* BEGIN RECORDS SHOWN *
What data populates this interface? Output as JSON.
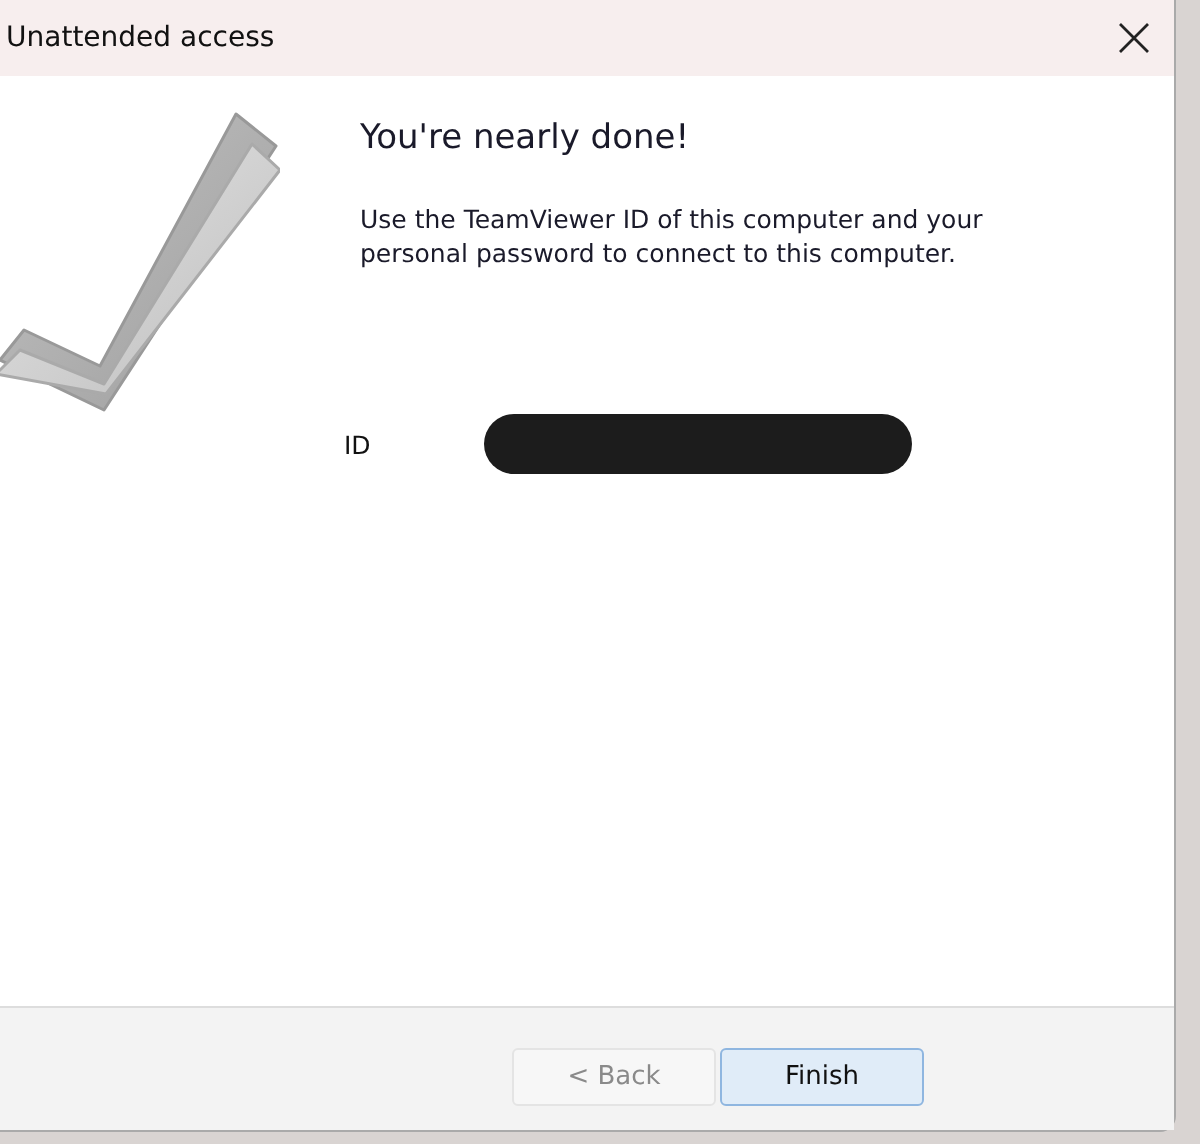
{
  "window": {
    "title": "Unattended access"
  },
  "heading": "You're nearly done!",
  "description": "Use the TeamViewer ID of this computer and your personal password to connect to this computer.",
  "id_field": {
    "label": "ID",
    "redacted": true
  },
  "buttons": [
    {
      "label": "< Back",
      "disabled": true,
      "default": false
    },
    {
      "label": "Finish",
      "disabled": false,
      "default": true
    }
  ]
}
* END RECORDS SHOWN *
- **SHORT EXERCISE**:
Only the count is wanted: report how many lines of the material above hold the word "this".

- **TASK ANSWER**:
2